RECORDS FOR THIS EXERCISE:
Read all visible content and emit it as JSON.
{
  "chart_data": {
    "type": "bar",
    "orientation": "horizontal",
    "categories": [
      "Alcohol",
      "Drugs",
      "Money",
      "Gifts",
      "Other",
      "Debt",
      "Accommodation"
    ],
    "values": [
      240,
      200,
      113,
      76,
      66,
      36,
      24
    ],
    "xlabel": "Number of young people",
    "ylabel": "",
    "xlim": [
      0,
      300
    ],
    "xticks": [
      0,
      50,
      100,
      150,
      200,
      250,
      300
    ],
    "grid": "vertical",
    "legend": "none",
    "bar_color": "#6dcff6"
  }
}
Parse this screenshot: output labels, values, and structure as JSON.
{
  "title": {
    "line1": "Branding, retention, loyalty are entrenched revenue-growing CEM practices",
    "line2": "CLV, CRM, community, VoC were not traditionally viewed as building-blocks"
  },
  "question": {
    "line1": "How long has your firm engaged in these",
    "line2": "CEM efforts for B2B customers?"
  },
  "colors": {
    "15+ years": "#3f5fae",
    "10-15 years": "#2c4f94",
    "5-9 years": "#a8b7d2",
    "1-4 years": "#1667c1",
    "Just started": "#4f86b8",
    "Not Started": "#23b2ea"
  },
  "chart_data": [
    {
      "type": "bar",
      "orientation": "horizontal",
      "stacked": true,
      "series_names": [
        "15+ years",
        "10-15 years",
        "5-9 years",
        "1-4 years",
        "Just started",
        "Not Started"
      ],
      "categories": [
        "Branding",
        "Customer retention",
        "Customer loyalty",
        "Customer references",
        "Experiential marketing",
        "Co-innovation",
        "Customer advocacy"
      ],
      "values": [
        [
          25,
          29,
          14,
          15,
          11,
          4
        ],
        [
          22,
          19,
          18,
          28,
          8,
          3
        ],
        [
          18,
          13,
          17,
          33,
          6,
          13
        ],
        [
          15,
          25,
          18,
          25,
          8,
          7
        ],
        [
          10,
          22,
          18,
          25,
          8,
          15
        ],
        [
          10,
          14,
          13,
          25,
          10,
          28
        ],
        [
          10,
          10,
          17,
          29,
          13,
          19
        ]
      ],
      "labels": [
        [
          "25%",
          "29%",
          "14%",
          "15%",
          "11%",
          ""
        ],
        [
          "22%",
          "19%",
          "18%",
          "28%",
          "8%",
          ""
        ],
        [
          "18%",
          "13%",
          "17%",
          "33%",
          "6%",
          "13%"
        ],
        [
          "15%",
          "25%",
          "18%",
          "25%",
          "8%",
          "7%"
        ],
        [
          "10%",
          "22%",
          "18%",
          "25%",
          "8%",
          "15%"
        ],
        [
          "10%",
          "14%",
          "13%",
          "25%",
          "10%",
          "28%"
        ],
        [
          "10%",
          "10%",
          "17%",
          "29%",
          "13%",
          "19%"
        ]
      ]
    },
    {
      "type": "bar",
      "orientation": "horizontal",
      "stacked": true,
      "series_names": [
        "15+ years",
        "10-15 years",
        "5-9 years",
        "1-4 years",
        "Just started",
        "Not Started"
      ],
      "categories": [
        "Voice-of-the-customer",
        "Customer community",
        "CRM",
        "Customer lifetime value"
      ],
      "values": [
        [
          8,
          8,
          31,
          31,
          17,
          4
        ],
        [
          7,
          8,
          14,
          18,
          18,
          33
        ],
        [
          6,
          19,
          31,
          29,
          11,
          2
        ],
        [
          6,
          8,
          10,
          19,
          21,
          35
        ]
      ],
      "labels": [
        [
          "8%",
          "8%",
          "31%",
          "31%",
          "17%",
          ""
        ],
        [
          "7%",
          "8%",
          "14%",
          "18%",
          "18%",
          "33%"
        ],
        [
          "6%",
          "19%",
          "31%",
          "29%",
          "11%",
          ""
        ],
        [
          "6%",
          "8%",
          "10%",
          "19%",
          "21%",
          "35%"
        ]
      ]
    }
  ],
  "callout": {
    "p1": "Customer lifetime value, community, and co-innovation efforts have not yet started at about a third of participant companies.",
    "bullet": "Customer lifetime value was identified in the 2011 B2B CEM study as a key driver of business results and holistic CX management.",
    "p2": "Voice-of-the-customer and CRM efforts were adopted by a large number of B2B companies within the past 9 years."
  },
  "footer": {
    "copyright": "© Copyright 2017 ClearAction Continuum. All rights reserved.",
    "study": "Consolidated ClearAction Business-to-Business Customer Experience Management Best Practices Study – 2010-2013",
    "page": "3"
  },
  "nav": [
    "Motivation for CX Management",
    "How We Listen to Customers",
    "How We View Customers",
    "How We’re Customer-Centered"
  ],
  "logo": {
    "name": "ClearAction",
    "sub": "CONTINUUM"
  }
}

TASK GOAL: Your answer should be only a number: how many lines of the data above contain the string "study"?

SOLVED PROBLEM: 2